* CHALLENGE *
Without the pictures, repeat the listing character for character.

'''

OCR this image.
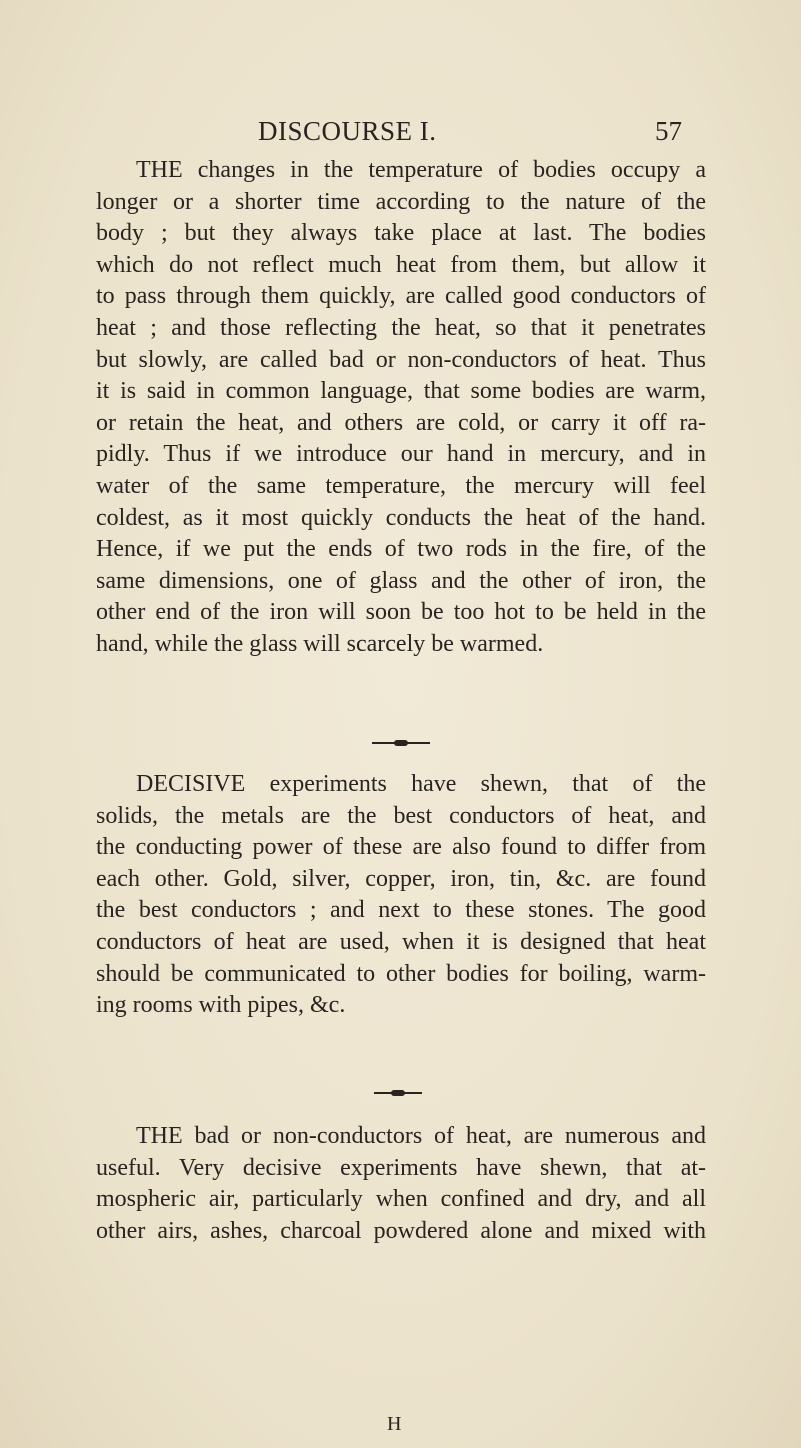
DISCOURSE I.	57
THE changes in the temperature of bodies occupy a
longer or a shorter time according to the nature of the
body ; but they always take place at last. The bodies
which do not reflect much heat from them, but allow it
to pass through them quickly, are called good conductors of
heat ; and those reflecting the heat, so that it penetrates
but slowly, are called bad or non-conductors of heat. Thus
it is said in common language, that some bodies are warm,
or retain the heat, and others are cold, or carry it off ra-
pidly. Thus if we introduce our hand in mercury, and in
water of the same temperature, the mercury will feel
coldest, as it most quickly conducts the heat of the hand.
Hence, if we put the ends of two rods in the fire, of the
same dimensions, one of glass and the other of iron, the
other end of the iron will soon be too hot to be held in the
hand, while the glass will scarcely be warmed.
DECISIVE experiments have shewn, that of the
solids, the metals are the best conductors of heat, and
the conducting power of these are also found to differ from
each other. Gold, silver, copper, iron, tin, &c. are found
the best conductors ; and next to these stones. The good
conductors of heat are used, when it is designed that heat
should be communicated to other bodies for boiling, warm-
ing rooms with pipes, &c.
THE bad or non-conductors of heat, are numerous and
useful. Very decisive experiments have shewn, that at-
mospheric air, particularly when confined and dry, and all
other airs, ashes, charcoal powdered alone and mixed with
H
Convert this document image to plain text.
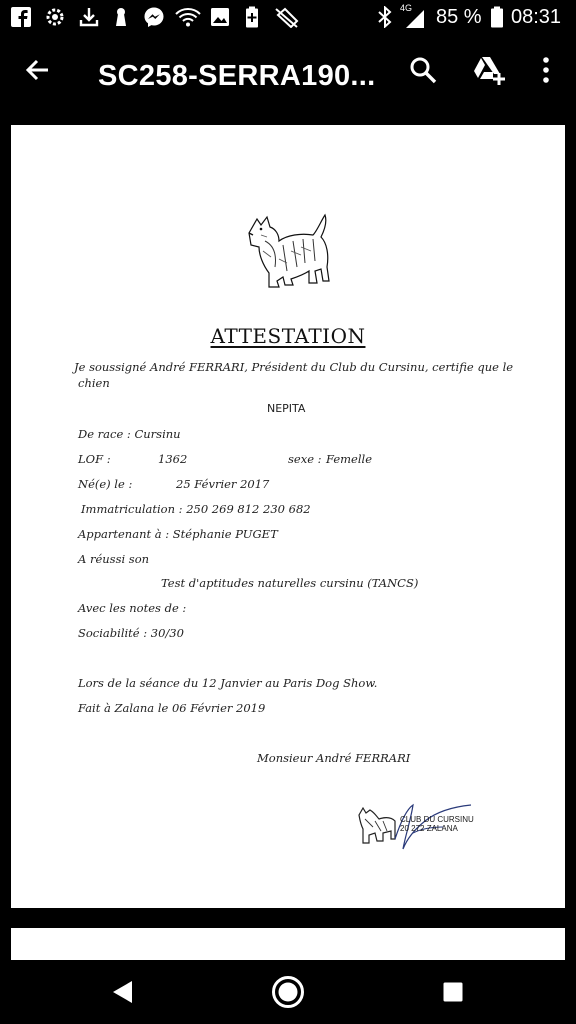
4G 85 % 08:31
SC258-SERRA190...
ATTESTATION
Je soussigné André FERRARI, Président du Club du Cursinu, certifie que le
chien
NEPITA
De race : Cursinu
LOF :	1362	sexe : Femelle
Né(e) le :	25 Février 2017
Immatriculation : 250 269 812 230 682
Appartenant à : Stéphanie PUGET
A réussi son
Test d'aptitudes naturelles cursinu (TANCS)
Avec les notes de :
Sociabilité : 30/30
Lors de la séance du 12 Janvier au Paris Dog Show.
Fait à Zalana le 06 Février 2019
Monsieur André FERRARI
CLUB DU CURSINU
20 272 ZALANA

'''

* TASK RESULT *
OCR this image.
DISCOURSE I.	57
THE changes in the temperature of bodies occupy a
longer or a shorter time according to the nature of the
body ; but they always take place at last. The bodies
which do not reflect much heat from them, but allow it
to pass through them quickly, are called good conductors of
heat ; and those reflecting the heat, so that it penetrates
but slowly, are called bad or non-conductors of heat. Thus
it is said in common language, that some bodies are warm,
or retain the heat, and others are cold, or carry it off ra-
pidly. Thus if we introduce our hand in mercury, and in
water of the same temperature, the mercury will feel
coldest, as it most quickly conducts the heat of the hand.
Hence, if we put the ends of two rods in the fire, of the
same dimensions, one of glass and the other of iron, the
other end of the iron will soon be too hot to be held in the
hand, while the glass will scarcely be warmed.
DECISIVE experiments have shewn, that of the
solids, the metals are the best conductors of heat, and
the conducting power of these are also found to differ from
each other. Gold, silver, copper, iron, tin, &c. are found
the best conductors ; and next to these stones. The good
conductors of heat are used, when it is designed that heat
should be communicated to other bodies for boiling, warm-
ing rooms with pipes, &c.
THE bad or non-conductors of heat, are numerous and
useful. Very decisive experiments have shewn, that at-
mospheric air, particularly when confined and dry, and all
other airs, ashes, charcoal powdered alone and mixed with
H
Convert this document image to plain text.
4G 85 % 08:31
SC258-SERRA190...
ATTESTATION
Je soussigné André FERRARI, Président du Club du Cursinu, certifie que le
chien
NEPITA
De race : Cursinu
LOF :	1362	sexe : Femelle
Né(e) le :	25 Février 2017
Immatriculation : 250 269 812 230 682
Appartenant à : Stéphanie PUGET
A réussi son
Test d'aptitudes naturelles cursinu (TANCS)
Avec les notes de :
Sociabilité : 30/30
Lors de la séance du 12 Janvier au Paris Dog Show.
Fait à Zalana le 06 Février 2019
Monsieur André FERRARI
CLUB DU CURSINU
20 272 ZALANA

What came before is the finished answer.